___ Items ___

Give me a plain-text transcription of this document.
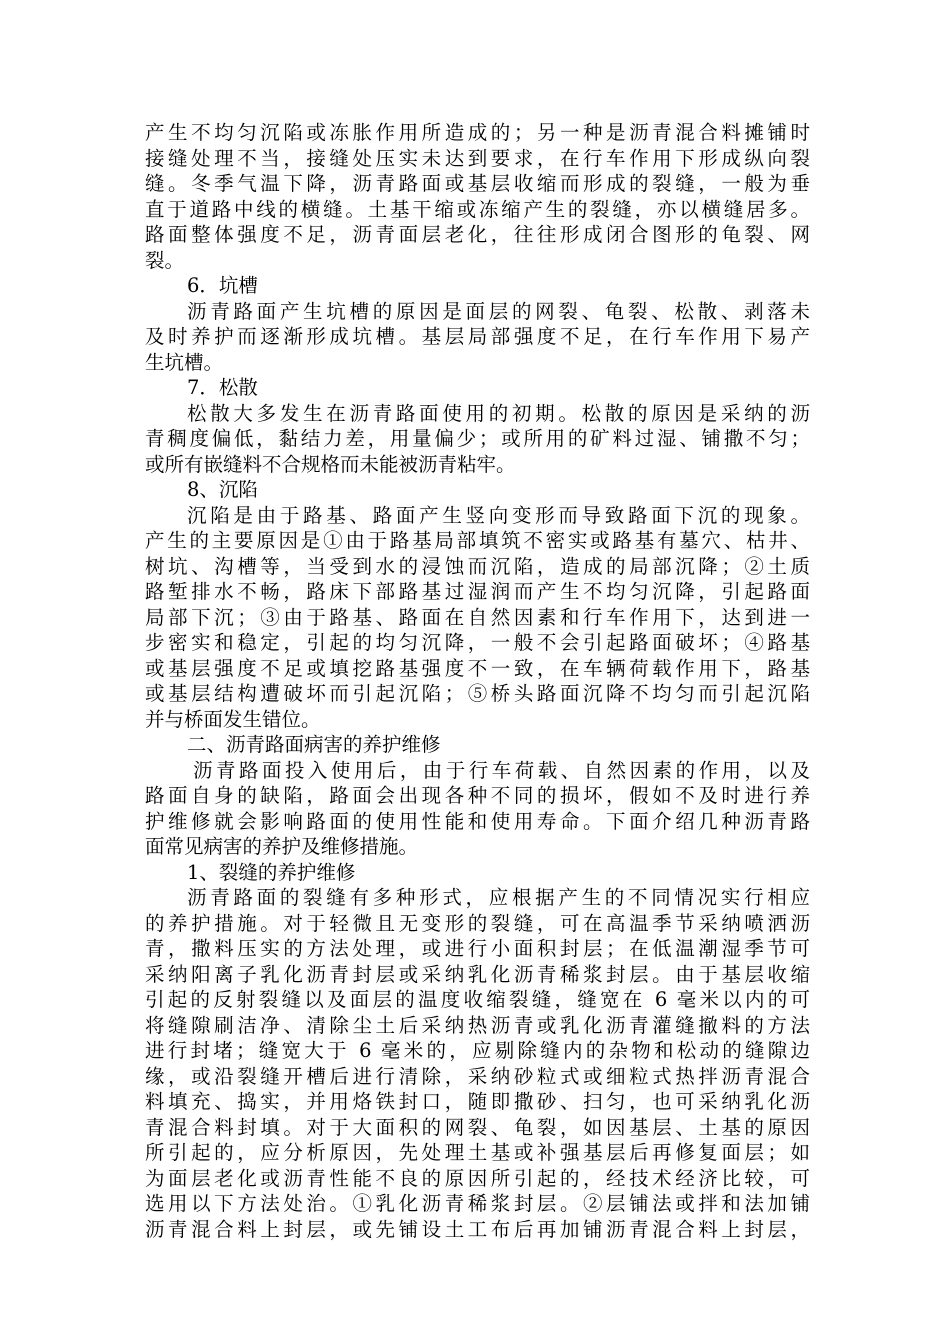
产生不均匀沉陷或冻胀作用所造成的；另一种是沥青混合料摊铺时
接缝处理不当，接缝处压实未达到要求，在行车作用下形成纵向裂
缝。冬季气温下降，沥青路面或基层收缩而形成的裂缝，一般为垂
直于道路中线的横缝。土基干缩或冻缩产生的裂缝，亦以横缝居多。
路面整体强度不足，沥青面层老化，往往形成闭合图形的龟裂、网
裂。
6．坑槽
沥青路面产生坑槽的原因是面层的网裂、龟裂、松散、剥落未
及时养护而逐渐形成坑槽。基层局部强度不足，在行车作用下易产
生坑槽。
7．松散
松散大多发生在沥青路面使用的初期。松散的原因是采纳的沥
青稠度偏低，黏结力差，用量偏少；或所用的矿料过湿、铺撒不匀；
或所有嵌缝料不合规格而未能被沥青粘牢。
8、沉陷
沉陷是由于路基、路面产生竖向变形而导致路面下沉的现象。
产生的主要原因是①由于路基局部填筑不密实或路基有墓穴、枯井、
树坑、沟槽等，当受到水的浸蚀而沉陷，造成的局部沉降；②土质
路堑排水不畅，路床下部路基过湿润而产生不均匀沉降，引起路面
局部下沉；③由于路基、路面在自然因素和行车作用下，达到进一
步密实和稳定，引起的均匀沉降，一般不会引起路面破坏；④路基
或基层强度不足或填挖路基强度不一致，在车辆荷载作用下，路基
或基层结构遭破坏而引起沉陷；⑤桥头路面沉降不均匀而引起沉陷
并与桥面发生错位。
二、沥青路面病害的养护维修
沥青路面投入使用后，由于行车荷载、自然因素的作用，以及
路面自身的缺陷，路面会出现各种不同的损坏，假如不及时进行养
护维修就会影响路面的使用性能和使用寿命。下面介绍几种沥青路
面常见病害的养护及维修措施。
1、裂缝的养护维修
沥青路面的裂缝有多种形式，应根据产生的不同情况实行相应
的养护措施。对于轻微且无变形的裂缝，可在高温季节采纳喷洒沥
青，撒料压实的方法处理，或进行小面积封层；在低温潮湿季节可
采纳阳离子乳化沥青封层或采纳乳化沥青稀浆封层。由于基层收缩
引起的反射裂缝以及面层的温度收缩裂缝，缝宽在 6 毫米以内的可
将缝隙刷洁净、清除尘土后采纳热沥青或乳化沥青灌缝撤料的方法
进行封堵；缝宽大于 6 毫米的，应剔除缝内的杂物和松动的缝隙边
缘，或沿裂缝开槽后进行清除，采纳砂粒式或细粒式热拌沥青混合
料填充、捣实，并用烙铁封口，随即撒砂、扫匀，也可采纳乳化沥
青混合料封填。对于大面积的网裂、龟裂，如因基层、土基的原因
所引起的，应分析原因，先处理土基或补强基层后再修复面层；如
为面层老化或沥青性能不良的原因所引起的，经技术经济比较，可
选用以下方法处治。①乳化沥青稀浆封层。②层铺法或拌和法加铺
沥青混合料上封层，或先铺设土工布后再加铺沥青混合料上封层，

___

• Brief:
Please write out all of the material above without changing a word, and omit any pictures.

• Exercise output:
Give me a plain-text transcription of this document.
产生不均匀沉陷或冻胀作用所造成的；另一种是沥青混合料摊铺时
接缝处理不当，接缝处压实未达到要求，在行车作用下形成纵向裂
缝。冬季气温下降，沥青路面或基层收缩而形成的裂缝，一般为垂
直于道路中线的横缝。土基干缩或冻缩产生的裂缝，亦以横缝居多。
路面整体强度不足，沥青面层老化，往往形成闭合图形的龟裂、网
裂。
6．坑槽
沥青路面产生坑槽的原因是面层的网裂、龟裂、松散、剥落未
及时养护而逐渐形成坑槽。基层局部强度不足，在行车作用下易产
生坑槽。
7．松散
松散大多发生在沥青路面使用的初期。松散的原因是采纳的沥
青稠度偏低，黏结力差，用量偏少；或所用的矿料过湿、铺撒不匀；
或所有嵌缝料不合规格而未能被沥青粘牢。
8、沉陷
沉陷是由于路基、路面产生竖向变形而导致路面下沉的现象。
产生的主要原因是①由于路基局部填筑不密实或路基有墓穴、枯井、
树坑、沟槽等，当受到水的浸蚀而沉陷，造成的局部沉降；②土质
路堑排水不畅，路床下部路基过湿润而产生不均匀沉降，引起路面
局部下沉；③由于路基、路面在自然因素和行车作用下，达到进一
步密实和稳定，引起的均匀沉降，一般不会引起路面破坏；④路基
或基层强度不足或填挖路基强度不一致，在车辆荷载作用下，路基
或基层结构遭破坏而引起沉陷；⑤桥头路面沉降不均匀而引起沉陷
并与桥面发生错位。
二、沥青路面病害的养护维修
沥青路面投入使用后，由于行车荷载、自然因素的作用，以及
路面自身的缺陷，路面会出现各种不同的损坏，假如不及时进行养
护维修就会影响路面的使用性能和使用寿命。下面介绍几种沥青路
面常见病害的养护及维修措施。
1、裂缝的养护维修
沥青路面的裂缝有多种形式，应根据产生的不同情况实行相应
的养护措施。对于轻微且无变形的裂缝，可在高温季节采纳喷洒沥
青，撒料压实的方法处理，或进行小面积封层；在低温潮湿季节可
采纳阳离子乳化沥青封层或采纳乳化沥青稀浆封层。由于基层收缩
引起的反射裂缝以及面层的温度收缩裂缝，缝宽在 6 毫米以内的可
将缝隙刷洁净、清除尘土后采纳热沥青或乳化沥青灌缝撤料的方法
进行封堵；缝宽大于 6 毫米的，应剔除缝内的杂物和松动的缝隙边
缘，或沿裂缝开槽后进行清除，采纳砂粒式或细粒式热拌沥青混合
料填充、捣实，并用烙铁封口，随即撒砂、扫匀，也可采纳乳化沥
青混合料封填。对于大面积的网裂、龟裂，如因基层、土基的原因
所引起的，应分析原因，先处理土基或补强基层后再修复面层；如
为面层老化或沥青性能不良的原因所引起的，经技术经济比较，可
选用以下方法处治。①乳化沥青稀浆封层。②层铺法或拌和法加铺
沥青混合料上封层，或先铺设土工布后再加铺沥青混合料上封层，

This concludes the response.